Le magazine The Economist parle d’un fléau comparable à celui du trafic de drogues et, si l’on en juge par les chiffres, la réalité ne doit pas être bien loin : le marché mondial des drogues affiche un CA annuel estimé à une fourchette allant de 250 à 300 milliards USD chaque année (hors cigarettes et tabac) ; pour comparaison celui de la beauté est d’environ 300 milliards USD et celui de l’industrie cinématographique de 140 milliards USD. Le business des arnaques en ligne est florissant : selon Martin Purbrick, spécialiste britannique du crime organisé, il avoisinerait les 600 milliards USD annuels, soit deux fois plus que celui des cosmétiques !

Les escroqueries en ligne touchent tout le monde, tous les jours, partout. Dans les pays occidentaux, on estime qu’environ 1/10 de la population en serait victime chaque année, à des degrés divers.

Il y a le classique phénomène des « brouteurs » qui pratiquent l’arnaque sentimentale en ligne, dont un épisode récent a fait la une en France, avec en l’occurrence une femme arnaquée de plus de 800 000 euros par un faux Brad Pitt lui promettant mariage. Ces arnaques sentimentales touchent évidemment les pays riches sans exception et proviennent de contrées de même langue maternelle. La France n’est donc pas la seule touchée : les mafias japonaises, sud-américaines et chinoises ont rapidement compris que ce business était plus rentable et nettement moins risqué que le trafic de drogues – et surtout ne réclame quasiment aucune logistique. On voit même, à la frontière entre la Birmanie et la Thaïlande, des sortes de zones franches, véritables capitales mondiales de l’arnaque en ligne, avec des villes entières organisées autour de ce business, comprenant hôtels, hangars, groupes électrogènes, coiffeurs, salles de sport, etc. Pour « alimenter » ces zones en employés dociles, un réel trafic d’enlèvements a été mis sur pied, attirant les victimes par de fausses promesses d’emploi, de faux castings télévisés, etc. On estime qu’à peu près 1,5 million de personnes sur la planète vivent du business des arnaques en ligne ou y contribuent directement.

Piratage de compte informatique, usurpation d’identité, piratage de compte bancaire par compromission des identifiants, ces techniques appartiennent déjà au passé. Ce sont maintenant des mécanismes beaucoup plus sophistiqués qui sont à l’œuvre : arnaque au faux conseiller bancaire, arnaque au faux investissement, avec des sites qui imitent à la perfection les codes du genre, et si vous pensez mettre vos sous sur des placements sûrs, en fait vous êtes gentiment et sympathiquement en train de virer directement vos fonds sur le compte bancaire de l’arnaqueur.

Dans la sphère professionnelle, après les traditionnelles attaques en Supply Chain (compte VPN fournisseur dont le mot de passe a fuité) ou les intrusions classiques par des serveurs compromis en DMZ, le même mécanisme de glissement vers le mode « soft » s’opère, et l’on ne compte plus les tentatives d’arnaque au changement de RIB d’un salarié ou d’un fournisseur, pour lesquelles seul un processus de vérification formel est efficace.
────────
**Consigne 1**. Selon l'extrait sur les arnaques en ligne, à combien Martin Purbrick estime-t-il le montant annuel de ce business ?

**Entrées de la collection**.
────────
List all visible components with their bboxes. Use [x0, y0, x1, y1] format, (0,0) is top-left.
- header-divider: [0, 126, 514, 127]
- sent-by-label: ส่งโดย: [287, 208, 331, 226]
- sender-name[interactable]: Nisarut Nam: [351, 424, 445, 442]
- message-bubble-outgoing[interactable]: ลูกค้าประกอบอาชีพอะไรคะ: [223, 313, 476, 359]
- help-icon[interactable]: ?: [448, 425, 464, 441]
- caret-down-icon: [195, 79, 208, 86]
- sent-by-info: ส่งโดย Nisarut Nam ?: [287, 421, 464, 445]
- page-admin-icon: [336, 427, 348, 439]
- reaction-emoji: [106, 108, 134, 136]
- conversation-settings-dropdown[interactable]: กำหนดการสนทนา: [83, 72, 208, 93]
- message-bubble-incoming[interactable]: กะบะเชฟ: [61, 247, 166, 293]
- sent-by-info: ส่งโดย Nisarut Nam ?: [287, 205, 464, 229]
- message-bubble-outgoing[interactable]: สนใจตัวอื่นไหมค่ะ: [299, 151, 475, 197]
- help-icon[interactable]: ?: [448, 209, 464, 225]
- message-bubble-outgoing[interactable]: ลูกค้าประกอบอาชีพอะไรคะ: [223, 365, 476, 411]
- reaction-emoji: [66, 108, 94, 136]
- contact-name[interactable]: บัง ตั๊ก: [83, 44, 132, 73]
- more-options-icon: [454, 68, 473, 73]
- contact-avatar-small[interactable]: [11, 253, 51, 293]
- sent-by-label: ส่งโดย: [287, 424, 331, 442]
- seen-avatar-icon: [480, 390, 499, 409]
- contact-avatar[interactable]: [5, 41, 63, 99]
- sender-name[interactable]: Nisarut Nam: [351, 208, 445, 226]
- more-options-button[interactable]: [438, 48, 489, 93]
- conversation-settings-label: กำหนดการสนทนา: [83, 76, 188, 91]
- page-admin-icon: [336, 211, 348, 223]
────────
**Consigne 2**. Mettez à jour les enregistrements, de leur début jusqu'à la ligne contenant « - sent-by-info: ส่งโดย Nisarut Nam ?: [287, 421, 464, 445] » incluse, en remplaçant « sent-by-label » par « sender-label » et en laissant tout le reste inchangé.

**Réponse 1**. Il l'estime à près de 600 milliards USD par an.

**Réponse 2**.
List all visible components with their bboxes. Use [x0, y0, x1, y1] format, (0,0) is top-left.
- header-divider: [0, 126, 514, 127]
- sender-label: ส่งโดย: [287, 208, 331, 226]
- sender-name[interactable]: Nisarut Nam: [351, 424, 445, 442]
- message-bubble-outgoing[interactable]: ลูกค้าประกอบอาชีพอะไรคะ: [223, 313, 476, 359]
- help-icon[interactable]: ?: [448, 425, 464, 441]
- caret-down-icon: [195, 79, 208, 86]
- sent-by-info: ส่งโดย Nisarut Nam ?: [287, 421, 464, 445]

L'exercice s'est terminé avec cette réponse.